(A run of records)
━━━━━━━━━━━━━━━━━━━━

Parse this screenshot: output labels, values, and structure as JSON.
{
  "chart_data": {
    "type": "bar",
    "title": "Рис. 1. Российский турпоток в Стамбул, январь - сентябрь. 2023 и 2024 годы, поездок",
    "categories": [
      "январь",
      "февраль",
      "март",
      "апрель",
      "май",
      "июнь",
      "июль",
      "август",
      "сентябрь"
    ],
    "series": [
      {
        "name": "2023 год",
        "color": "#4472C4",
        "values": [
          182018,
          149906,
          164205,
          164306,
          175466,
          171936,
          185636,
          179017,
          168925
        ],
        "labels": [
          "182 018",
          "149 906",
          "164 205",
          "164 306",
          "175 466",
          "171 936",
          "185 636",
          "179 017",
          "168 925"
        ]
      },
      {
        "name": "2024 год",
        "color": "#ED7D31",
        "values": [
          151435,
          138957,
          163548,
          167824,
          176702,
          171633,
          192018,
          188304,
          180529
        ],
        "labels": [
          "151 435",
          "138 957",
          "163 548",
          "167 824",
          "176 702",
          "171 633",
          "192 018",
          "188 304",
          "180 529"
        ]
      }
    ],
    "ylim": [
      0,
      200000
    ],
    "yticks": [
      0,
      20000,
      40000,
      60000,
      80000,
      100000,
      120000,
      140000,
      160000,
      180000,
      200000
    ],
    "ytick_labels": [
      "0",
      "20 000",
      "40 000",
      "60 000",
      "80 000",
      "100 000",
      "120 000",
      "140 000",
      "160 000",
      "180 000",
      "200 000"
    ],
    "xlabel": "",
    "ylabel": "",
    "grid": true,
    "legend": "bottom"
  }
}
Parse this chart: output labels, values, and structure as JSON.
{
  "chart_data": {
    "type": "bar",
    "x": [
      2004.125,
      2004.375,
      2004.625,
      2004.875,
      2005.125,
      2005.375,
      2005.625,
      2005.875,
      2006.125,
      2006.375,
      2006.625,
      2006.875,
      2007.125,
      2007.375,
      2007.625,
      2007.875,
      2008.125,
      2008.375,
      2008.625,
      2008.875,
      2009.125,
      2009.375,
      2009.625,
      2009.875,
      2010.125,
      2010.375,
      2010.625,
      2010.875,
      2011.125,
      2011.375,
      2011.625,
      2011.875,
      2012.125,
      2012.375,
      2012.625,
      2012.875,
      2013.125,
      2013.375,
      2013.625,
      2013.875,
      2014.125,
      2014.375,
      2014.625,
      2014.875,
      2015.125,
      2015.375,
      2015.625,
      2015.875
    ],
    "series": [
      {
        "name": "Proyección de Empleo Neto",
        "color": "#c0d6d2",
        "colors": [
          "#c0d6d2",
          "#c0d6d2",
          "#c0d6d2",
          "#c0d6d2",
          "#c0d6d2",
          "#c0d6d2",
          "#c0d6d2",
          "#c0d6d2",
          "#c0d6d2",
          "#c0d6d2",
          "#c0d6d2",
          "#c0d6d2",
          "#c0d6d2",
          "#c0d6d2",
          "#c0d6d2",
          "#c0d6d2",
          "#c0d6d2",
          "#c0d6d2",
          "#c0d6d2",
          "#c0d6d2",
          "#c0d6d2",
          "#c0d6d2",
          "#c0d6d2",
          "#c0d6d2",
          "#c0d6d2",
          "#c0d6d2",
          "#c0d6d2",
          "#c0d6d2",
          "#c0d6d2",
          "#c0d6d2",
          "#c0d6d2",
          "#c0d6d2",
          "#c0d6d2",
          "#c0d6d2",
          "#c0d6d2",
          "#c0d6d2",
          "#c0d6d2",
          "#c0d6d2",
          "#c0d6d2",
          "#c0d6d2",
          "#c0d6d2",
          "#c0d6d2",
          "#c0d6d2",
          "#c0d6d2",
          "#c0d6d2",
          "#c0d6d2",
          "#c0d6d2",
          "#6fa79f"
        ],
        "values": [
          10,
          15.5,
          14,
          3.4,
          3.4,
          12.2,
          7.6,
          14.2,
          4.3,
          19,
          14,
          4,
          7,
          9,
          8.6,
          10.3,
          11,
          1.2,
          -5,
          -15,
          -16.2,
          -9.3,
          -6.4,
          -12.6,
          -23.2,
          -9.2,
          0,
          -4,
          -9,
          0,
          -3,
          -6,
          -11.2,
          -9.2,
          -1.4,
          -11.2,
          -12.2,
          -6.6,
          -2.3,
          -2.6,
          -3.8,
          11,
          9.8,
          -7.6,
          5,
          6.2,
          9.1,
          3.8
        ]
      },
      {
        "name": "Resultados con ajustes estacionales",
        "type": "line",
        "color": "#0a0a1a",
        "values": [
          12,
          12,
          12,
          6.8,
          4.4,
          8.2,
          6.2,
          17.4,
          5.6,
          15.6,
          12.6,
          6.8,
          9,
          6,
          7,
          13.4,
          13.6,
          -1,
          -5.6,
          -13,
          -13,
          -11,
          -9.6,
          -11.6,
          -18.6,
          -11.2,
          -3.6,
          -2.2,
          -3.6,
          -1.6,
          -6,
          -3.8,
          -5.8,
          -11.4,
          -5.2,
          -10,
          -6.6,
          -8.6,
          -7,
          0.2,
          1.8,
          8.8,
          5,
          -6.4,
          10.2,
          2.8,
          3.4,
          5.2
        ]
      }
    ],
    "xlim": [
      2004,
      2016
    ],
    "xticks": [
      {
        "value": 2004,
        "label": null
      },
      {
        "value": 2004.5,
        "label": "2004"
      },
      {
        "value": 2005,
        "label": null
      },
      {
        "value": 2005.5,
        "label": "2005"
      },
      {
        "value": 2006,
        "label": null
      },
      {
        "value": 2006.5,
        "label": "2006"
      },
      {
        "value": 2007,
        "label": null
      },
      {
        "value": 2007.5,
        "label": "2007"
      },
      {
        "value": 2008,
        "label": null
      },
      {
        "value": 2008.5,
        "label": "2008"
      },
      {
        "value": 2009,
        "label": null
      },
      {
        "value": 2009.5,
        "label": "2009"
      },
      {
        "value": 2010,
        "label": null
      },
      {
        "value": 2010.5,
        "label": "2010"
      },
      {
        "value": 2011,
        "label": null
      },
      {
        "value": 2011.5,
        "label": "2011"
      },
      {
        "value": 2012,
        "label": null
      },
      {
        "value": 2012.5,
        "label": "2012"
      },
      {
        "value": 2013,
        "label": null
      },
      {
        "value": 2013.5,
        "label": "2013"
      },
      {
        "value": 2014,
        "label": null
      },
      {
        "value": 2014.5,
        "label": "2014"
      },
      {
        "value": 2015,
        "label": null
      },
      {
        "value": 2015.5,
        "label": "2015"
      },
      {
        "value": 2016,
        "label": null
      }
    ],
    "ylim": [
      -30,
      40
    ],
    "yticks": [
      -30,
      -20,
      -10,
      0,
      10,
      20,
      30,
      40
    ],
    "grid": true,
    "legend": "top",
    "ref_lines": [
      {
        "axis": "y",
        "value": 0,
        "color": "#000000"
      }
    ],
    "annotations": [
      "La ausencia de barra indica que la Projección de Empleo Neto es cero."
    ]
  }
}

━━━━━━━━━━━━━━━━━━━━

▶ **WHAT IS NEEDED**: Reproduce every line of the data verbatim.

▶ **RESPONSE TO THIS TASK**:
Parse this screenshot: output labels, values, and structure as JSON.
{
  "chart_data": {
    "type": "bar",
    "title": "Рис. 1. Российский турпоток в Стамбул, январь - сентябрь. 2023 и 2024 годы, поездок",
    "categories": [
      "январь",
      "февраль",
      "март",
      "апрель",
      "май",
      "июнь",
      "июль",
      "август",
      "сентябрь"
    ],
    "series": [
      {
        "name": "2023 год",
        "color": "#4472C4",
        "values": [
          182018,
          149906,
          164205,
          164306,
          175466,
          171936,
          185636,
          179017,
          168925
        ],
        "labels": [
          "182 018",
          "149 906",
          "164 205",
          "164 306",
          "175 466",
          "171 936",
          "185 636",
          "179 017",
          "168 925"
        ]
      },
      {
        "name": "2024 год",
        "color": "#ED7D31",
        "values": [
          151435,
          138957,
          163548,
          167824,
          176702,
          171633,
          192018,
          188304,
          180529
        ],
        "labels": [
          "151 435",
          "138 957",
          "163 548",
          "167 824",
          "176 702",
          "171 633",
          "192 018",
          "188 304",
          "180 529"
        ]
      }
    ],
    "ylim": [
      0,
      200000
    ],
    "yticks": [
      0,
      20000,
      40000,
      60000,
      80000,
      100000,
      120000,
      140000,
      160000,
      180000,
      200000
    ],
    "ytick_labels": [
      "0",
      "20 000",
      "40 000",
      "60 000",
      "80 000",
      "100 000",
      "120 000",
      "140 000",
      "160 000",
      "180 000",
      "200 000"
    ],
    "xlabel": "",
    "ylabel": "",
    "grid": true,
    "legend": "bottom"
  }
}
Parse this chart: output labels, values, and structure as JSON.
{
  "chart_data": {
    "type": "bar",
    "x": [
      2004.125,
      2004.375,
      2004.625,
      2004.875,
      2005.125,
      2005.375,
      2005.625,
      2005.875,
      2006.125,
      2006.375,
      2006.625,
      2006.875,
      2007.125,
      2007.375,
      2007.625,
      2007.875,
      2008.125,
      2008.375,
      2008.625,
      2008.875,
      2009.125,
      2009.375,
      2009.625,
      2009.875,
      2010.125,
      2010.375,
      2010.625,
      2010.875,
      2011.125,
      2011.375,
      2011.625,
      2011.875,
      2012.125,
      2012.375,
      2012.625,
      2012.875,
      2013.125,
      2013.375,
      2013.625,
      2013.875,
      2014.125,
      2014.375,
      2014.625,
      2014.875,
      2015.125,
      2015.375,
      2015.625,
      2015.875
    ],
    "series": [
      {
        "name": "Proyección de Empleo Neto",
        "color": "#c0d6d2",
        "colors": [
          "#c0d6d2",
          "#c0d6d2",
          "#c0d6d2",
          "#c0d6d2",
          "#c0d6d2",
          "#c0d6d2",
          "#c0d6d2",
          "#c0d6d2",
          "#c0d6d2",
          "#c0d6d2",
          "#c0d6d2",
          "#c0d6d2",
          "#c0d6d2",
          "#c0d6d2",
          "#c0d6d2",
          "#c0d6d2",
          "#c0d6d2",
          "#c0d6d2",
          "#c0d6d2",
          "#c0d6d2",
          "#c0d6d2",
          "#c0d6d2",
          "#c0d6d2",
          "#c0d6d2",
          "#c0d6d2",
          "#c0d6d2",
          "#c0d6d2",
          "#c0d6d2",
          "#c0d6d2",
          "#c0d6d2",
          "#c0d6d2",
          "#c0d6d2",
          "#c0d6d2",
          "#c0d6d2",
          "#c0d6d2",
          "#c0d6d2",
          "#c0d6d2",
          "#c0d6d2",
          "#c0d6d2",
          "#c0d6d2",
          "#c0d6d2",
          "#c0d6d2",
          "#c0d6d2",
          "#c0d6d2",
          "#c0d6d2",
          "#c0d6d2",
          "#c0d6d2",
          "#6fa79f"
        ],
        "values": [
          10,
          15.5,
          14,
          3.4,
          3.4,
          12.2,
          7.6,
          14.2,
          4.3,
          19,
          14,
          4,
          7,
          9,
          8.6,
          10.3,
          11,
          1.2,
          -5,
          -15,
          -16.2,
          -9.3,
          -6.4,
          -12.6,
          -23.2,
          -9.2,
          0,
          -4,
          -9,
          0,
          -3,
          -6,
          -11.2,
          -9.2,
          -1.4,
          -11.2,
          -12.2,
          -6.6,
          -2.3,
          -2.6,
          -3.8,
          11,
          9.8,
          -7.6,
          5,
          6.2,
          9.1,
          3.8
        ]
      },
      {
        "name": "Resultados con ajustes estacionales",
        "type": "line",
        "color": "#0a0a1a",
        "values": [
          12,
          12,
          12,
          6.8,
          4.4,
          8.2,
          6.2,
          17.4,
          5.6,
          15.6,
          12.6,
          6.8,
          9,
          6,
          7,
          13.4,
          13.6,
          -1,
          -5.6,
          -13,
          -13,
          -11,
          -9.6,
          -11.6,
          -18.6,
          -11.2,
          -3.6,
          -2.2,
          -3.6,
          -1.6,
          -6,
          -3.8,
          -5.8,
          -11.4,
          -5.2,
          -10,
          -6.6,
          -8.6,
          -7,
          0.2,
          1.8,
          8.8,
          5,
          -6.4,
          10.2,
          2.8,
          3.4,
          5.2
        ]
      }
    ],
    "xlim": [
      2004,
      2016
    ],
    "xticks": [
      {
        "value": 2004,
        "label": null
      },
      {
        "value": 2004.5,
        "label": "2004"
      },
      {
        "value": 2005,
        "label": null
      },
      {
        "value": 2005.5,
        "label": "2005"
      },
      {
        "value": 2006,
        "label": null
      },
      {
        "value": 2006.5,
        "label": "2006"
      },
      {
        "value": 2007,
        "label": null
      },
      {
        "value": 2007.5,
        "label": "2007"
      },
      {
        "value": 2008,
        "label": null
      },
      {
        "value": 2008.5,
        "label": "2008"
      },
      {
        "value": 2009,
        "label": null
      },
      {
        "value": 2009.5,
        "label": "2009"
      },
      {
        "value": 2010,
        "label": null
      },
      {
        "value": 2010.5,
        "label": "2010"
      },
      {
        "value": 2011,
        "label": null
      },
      {
        "value": 2011.5,
        "label": "2011"
      },
      {
        "value": 2012,
        "label": null
      },
      {
        "value": 2012.5,
        "label": "2012"
      },
      {
        "value": 2013,
        "label": null
      },
      {
        "value": 2013.5,
        "label": "2013"
      },
      {
        "value": 2014,
        "label": null
      },
      {
        "value": 2014.5,
        "label": "2014"
      },
      {
        "value": 2015,
        "label": null
      },
      {
        "value": 2015.5,
        "label": "2015"
      },
      {
        "value": 2016,
        "label": null
      }
    ],
    "ylim": [
      -30,
      40
    ],
    "yticks": [
      -30,
      -20,
      -10,
      0,
      10,
      20,
      30,
      40
    ],
    "grid": true,
    "legend": "top",
    "ref_lines": [
      {
        "axis": "y",
        "value": 0,
        "color": "#000000"
      }
    ],
    "annotations": [
      "La ausencia de barra indica que la Projección de Empleo Neto es cero."
    ]
  }
}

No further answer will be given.